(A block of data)

========================================================================

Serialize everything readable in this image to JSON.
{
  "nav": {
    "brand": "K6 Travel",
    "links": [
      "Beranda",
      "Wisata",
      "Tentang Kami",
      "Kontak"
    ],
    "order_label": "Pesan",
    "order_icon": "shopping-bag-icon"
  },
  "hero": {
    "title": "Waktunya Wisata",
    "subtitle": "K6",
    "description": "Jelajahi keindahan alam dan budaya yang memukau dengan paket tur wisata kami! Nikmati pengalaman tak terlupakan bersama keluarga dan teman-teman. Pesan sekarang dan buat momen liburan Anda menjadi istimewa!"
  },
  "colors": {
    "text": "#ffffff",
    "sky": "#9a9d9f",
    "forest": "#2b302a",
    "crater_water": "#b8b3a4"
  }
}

========================================================================

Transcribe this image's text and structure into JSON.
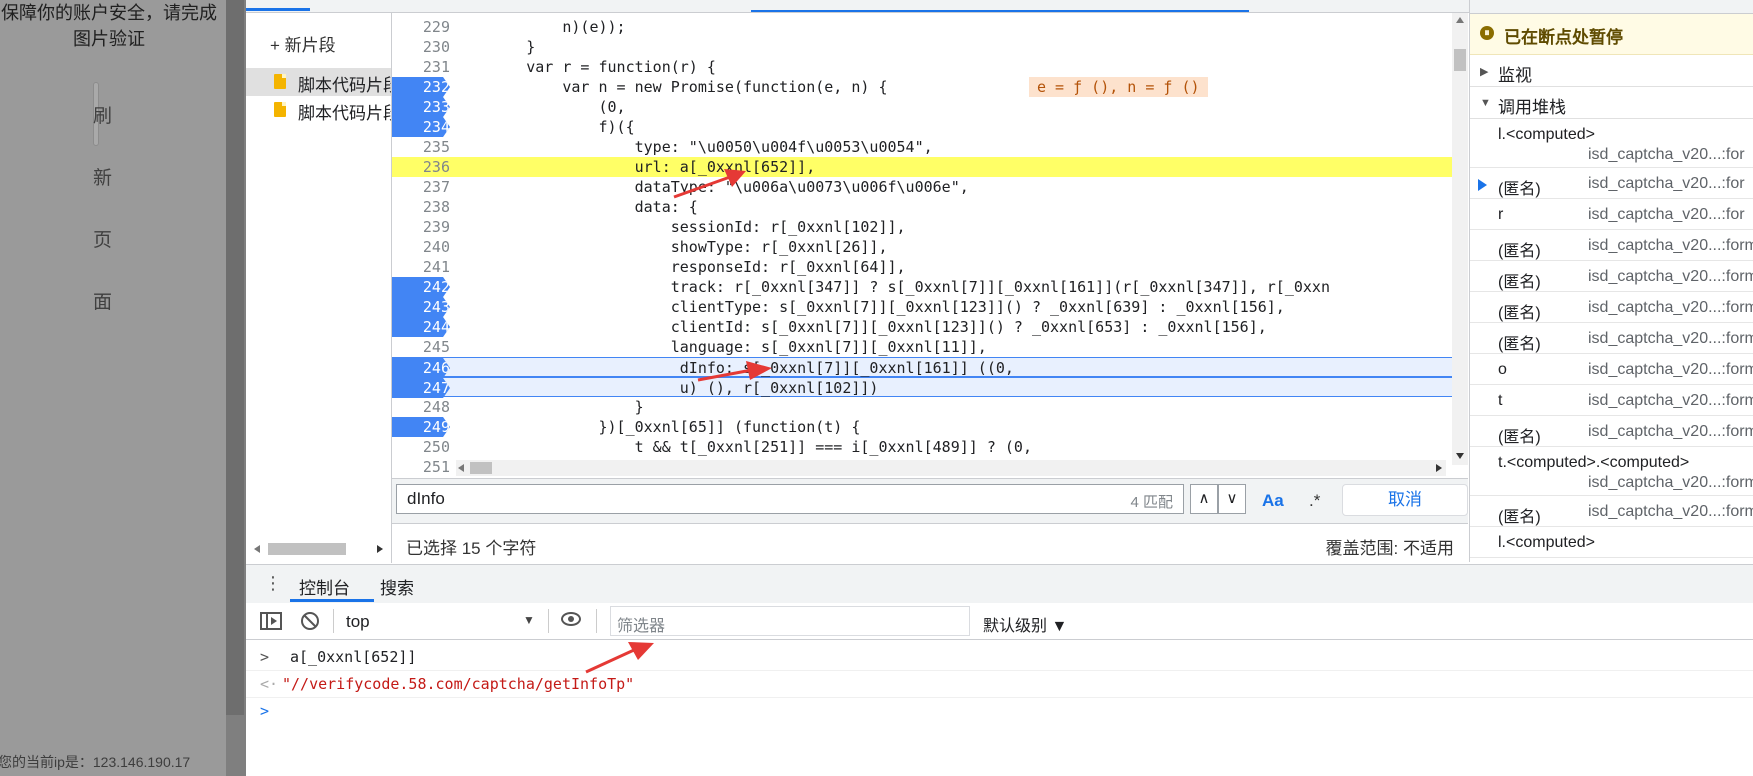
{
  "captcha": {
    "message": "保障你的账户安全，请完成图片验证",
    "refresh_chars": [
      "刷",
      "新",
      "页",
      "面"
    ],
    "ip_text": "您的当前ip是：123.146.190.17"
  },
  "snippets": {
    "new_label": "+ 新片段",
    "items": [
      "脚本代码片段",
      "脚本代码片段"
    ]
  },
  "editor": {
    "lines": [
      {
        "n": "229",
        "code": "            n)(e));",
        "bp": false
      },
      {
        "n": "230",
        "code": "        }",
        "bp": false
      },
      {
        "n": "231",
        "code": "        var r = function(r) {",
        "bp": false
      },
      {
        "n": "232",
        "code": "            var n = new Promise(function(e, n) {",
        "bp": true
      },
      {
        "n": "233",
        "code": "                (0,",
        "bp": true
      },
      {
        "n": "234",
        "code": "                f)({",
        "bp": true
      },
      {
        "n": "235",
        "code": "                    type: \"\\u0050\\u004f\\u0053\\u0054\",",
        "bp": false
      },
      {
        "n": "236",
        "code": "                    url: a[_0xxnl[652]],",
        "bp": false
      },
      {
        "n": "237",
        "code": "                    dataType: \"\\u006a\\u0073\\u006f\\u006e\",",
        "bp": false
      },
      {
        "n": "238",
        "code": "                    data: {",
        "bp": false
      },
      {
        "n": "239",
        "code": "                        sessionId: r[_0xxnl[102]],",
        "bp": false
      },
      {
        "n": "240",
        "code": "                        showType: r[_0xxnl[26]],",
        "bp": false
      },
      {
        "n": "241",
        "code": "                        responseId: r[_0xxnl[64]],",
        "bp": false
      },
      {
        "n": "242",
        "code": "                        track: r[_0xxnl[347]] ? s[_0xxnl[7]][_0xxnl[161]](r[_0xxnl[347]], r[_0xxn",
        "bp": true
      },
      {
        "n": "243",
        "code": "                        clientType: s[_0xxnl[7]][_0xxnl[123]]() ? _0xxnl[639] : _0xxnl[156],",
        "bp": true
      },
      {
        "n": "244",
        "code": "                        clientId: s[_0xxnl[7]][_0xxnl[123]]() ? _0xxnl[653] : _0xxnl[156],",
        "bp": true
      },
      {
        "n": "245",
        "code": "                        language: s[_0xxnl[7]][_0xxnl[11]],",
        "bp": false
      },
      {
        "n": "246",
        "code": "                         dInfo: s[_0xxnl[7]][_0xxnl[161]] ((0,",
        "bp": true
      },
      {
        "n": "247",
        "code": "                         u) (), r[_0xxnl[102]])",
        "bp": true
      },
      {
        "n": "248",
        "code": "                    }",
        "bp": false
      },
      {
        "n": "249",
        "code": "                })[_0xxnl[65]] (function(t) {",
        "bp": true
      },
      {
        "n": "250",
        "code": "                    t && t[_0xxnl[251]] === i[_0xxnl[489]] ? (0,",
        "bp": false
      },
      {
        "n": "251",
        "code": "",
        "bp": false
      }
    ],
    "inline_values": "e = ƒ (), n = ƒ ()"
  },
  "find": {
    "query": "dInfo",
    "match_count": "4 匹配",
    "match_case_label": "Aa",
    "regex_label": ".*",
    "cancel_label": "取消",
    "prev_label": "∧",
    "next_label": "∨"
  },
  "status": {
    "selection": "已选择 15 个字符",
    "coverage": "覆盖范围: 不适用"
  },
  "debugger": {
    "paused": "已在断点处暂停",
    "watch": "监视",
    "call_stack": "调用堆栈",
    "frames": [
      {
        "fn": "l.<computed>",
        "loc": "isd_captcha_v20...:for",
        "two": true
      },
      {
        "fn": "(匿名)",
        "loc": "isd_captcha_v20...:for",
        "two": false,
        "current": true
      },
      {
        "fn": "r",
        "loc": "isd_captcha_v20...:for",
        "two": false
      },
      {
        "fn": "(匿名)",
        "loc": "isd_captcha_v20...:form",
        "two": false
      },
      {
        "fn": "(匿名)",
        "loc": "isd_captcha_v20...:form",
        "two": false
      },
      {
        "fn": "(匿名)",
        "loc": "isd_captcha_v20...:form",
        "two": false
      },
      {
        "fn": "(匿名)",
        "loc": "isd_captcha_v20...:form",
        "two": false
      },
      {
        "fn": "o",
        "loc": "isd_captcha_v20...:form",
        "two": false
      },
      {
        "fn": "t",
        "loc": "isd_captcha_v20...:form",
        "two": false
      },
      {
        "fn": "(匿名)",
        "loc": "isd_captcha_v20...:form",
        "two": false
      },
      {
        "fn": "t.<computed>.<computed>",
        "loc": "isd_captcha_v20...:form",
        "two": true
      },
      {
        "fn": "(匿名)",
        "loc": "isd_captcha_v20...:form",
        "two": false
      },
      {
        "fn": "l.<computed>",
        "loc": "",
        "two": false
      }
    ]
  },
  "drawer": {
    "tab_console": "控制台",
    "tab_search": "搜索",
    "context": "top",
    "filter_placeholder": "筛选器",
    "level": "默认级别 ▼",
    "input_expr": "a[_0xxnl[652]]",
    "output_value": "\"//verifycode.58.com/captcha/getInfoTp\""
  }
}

========================================================================

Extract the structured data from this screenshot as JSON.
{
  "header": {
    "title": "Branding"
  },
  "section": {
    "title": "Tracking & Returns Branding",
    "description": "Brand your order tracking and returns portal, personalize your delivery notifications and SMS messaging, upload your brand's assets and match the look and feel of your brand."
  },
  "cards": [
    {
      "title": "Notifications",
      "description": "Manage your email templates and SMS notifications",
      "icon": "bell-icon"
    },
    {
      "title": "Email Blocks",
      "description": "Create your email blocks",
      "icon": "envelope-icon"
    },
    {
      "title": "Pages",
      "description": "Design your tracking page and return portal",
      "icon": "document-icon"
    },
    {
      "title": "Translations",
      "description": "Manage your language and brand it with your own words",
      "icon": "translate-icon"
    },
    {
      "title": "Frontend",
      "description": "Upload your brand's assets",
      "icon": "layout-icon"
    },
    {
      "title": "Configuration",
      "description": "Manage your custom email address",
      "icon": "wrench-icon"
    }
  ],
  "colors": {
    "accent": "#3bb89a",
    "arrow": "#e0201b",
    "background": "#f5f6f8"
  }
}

========================================================================

Task goal
Provide solely the number of lines in the data that include the word "this".

The completed task
3